What to produce — Tally up the lines below containing the string "patient", then write the number alone.
[Task inputs — start]
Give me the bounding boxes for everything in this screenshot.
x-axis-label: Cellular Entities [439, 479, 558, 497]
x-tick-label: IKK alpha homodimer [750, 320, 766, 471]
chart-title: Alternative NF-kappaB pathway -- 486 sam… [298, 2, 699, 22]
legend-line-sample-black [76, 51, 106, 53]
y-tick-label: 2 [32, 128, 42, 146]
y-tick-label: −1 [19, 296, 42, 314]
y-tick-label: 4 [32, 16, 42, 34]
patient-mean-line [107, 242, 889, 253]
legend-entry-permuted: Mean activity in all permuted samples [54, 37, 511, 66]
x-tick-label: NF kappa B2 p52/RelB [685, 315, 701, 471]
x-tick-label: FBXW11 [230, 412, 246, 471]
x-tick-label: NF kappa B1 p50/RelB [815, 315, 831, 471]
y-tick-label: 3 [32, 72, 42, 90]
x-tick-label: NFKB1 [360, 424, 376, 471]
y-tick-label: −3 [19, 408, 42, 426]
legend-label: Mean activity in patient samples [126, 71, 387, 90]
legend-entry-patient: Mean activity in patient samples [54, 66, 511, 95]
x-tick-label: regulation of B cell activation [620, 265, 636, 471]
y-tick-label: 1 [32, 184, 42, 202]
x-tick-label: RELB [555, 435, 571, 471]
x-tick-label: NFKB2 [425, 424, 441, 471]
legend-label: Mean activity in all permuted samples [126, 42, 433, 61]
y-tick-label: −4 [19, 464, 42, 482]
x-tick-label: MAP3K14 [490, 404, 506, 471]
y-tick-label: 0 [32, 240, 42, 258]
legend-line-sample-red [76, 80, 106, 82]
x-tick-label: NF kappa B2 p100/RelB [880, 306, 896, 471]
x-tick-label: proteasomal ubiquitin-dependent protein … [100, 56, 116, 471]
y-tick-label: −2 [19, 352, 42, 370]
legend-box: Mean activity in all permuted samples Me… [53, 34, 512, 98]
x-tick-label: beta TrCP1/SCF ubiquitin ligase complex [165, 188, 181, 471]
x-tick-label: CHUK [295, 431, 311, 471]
[Task inputs — finish]
[Task inputs — start]
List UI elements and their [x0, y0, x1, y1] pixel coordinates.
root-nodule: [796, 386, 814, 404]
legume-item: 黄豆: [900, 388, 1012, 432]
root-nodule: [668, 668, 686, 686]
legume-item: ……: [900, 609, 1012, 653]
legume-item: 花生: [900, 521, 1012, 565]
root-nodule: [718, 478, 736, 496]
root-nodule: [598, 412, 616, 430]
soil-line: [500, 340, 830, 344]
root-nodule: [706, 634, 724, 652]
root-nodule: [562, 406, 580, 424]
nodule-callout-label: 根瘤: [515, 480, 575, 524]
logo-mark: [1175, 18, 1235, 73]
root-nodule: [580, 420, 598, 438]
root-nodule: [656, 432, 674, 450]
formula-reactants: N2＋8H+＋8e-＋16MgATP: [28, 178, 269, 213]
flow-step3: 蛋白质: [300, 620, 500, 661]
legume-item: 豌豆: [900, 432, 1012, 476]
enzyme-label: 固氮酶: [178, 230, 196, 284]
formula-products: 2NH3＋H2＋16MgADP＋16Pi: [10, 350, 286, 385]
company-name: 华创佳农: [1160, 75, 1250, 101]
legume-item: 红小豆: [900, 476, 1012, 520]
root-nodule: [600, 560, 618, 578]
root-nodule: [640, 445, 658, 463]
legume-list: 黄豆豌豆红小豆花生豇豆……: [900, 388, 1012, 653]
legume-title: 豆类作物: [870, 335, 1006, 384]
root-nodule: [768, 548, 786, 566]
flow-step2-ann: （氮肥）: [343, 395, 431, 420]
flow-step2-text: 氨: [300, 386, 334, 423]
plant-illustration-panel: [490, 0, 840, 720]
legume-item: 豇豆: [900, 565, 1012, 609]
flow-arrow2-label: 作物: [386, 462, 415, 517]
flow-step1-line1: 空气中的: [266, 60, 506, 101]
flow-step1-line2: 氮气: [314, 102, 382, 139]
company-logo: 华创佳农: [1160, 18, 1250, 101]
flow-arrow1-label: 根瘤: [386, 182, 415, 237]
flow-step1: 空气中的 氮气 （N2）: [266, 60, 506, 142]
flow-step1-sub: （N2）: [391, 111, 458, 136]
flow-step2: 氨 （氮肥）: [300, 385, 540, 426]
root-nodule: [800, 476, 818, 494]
[Task inputs — finish]
Written response — 3